Task instructions: Where a line holds the word "this", copy that line.

Given information:
····················
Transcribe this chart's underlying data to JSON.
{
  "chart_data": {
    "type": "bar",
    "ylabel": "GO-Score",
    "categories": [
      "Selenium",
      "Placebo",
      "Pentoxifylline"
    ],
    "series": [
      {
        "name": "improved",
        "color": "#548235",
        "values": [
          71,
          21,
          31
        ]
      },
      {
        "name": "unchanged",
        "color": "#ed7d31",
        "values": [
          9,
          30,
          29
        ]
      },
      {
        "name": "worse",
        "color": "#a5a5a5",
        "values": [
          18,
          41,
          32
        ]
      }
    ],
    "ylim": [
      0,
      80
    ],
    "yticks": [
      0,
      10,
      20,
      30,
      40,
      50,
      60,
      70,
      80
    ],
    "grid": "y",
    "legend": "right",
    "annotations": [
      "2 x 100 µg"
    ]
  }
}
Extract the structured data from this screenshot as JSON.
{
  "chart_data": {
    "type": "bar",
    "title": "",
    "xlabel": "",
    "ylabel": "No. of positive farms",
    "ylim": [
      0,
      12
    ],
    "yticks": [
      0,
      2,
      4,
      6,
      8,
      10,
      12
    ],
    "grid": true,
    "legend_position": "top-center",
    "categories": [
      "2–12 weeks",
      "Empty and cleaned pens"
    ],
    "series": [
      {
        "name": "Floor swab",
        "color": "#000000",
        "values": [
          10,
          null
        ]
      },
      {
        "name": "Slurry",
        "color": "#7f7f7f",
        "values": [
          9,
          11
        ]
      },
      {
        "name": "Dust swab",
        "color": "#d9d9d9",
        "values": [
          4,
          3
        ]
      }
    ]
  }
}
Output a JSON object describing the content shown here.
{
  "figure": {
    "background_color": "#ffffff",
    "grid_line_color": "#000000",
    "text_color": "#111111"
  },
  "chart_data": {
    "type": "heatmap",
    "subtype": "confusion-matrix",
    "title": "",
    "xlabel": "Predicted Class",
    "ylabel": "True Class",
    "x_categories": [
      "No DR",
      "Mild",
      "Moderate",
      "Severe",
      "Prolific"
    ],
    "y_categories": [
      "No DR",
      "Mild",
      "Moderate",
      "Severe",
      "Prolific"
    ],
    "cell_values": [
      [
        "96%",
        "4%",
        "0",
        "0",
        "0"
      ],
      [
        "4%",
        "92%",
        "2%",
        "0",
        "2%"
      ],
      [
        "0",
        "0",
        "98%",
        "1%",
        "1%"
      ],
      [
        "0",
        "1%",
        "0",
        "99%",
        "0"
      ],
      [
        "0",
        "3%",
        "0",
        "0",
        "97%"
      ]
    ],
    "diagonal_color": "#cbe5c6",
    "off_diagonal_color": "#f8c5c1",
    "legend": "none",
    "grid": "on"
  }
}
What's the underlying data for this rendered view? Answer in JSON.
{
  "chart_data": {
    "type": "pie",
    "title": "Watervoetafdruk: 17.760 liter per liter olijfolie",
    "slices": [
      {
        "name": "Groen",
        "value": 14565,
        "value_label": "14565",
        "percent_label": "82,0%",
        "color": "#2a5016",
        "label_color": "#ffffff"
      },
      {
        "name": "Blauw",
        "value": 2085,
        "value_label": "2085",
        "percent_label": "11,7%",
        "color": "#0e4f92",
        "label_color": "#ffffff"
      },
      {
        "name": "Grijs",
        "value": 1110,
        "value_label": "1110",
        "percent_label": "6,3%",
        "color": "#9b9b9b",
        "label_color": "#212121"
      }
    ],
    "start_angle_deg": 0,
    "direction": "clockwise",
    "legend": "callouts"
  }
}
····················
Task answer:
Transcribe this chart's underlying data to JSON.
Extract the structured data from this screenshot as JSON.
What's the underlying data for this rendered view? Answer in JSON.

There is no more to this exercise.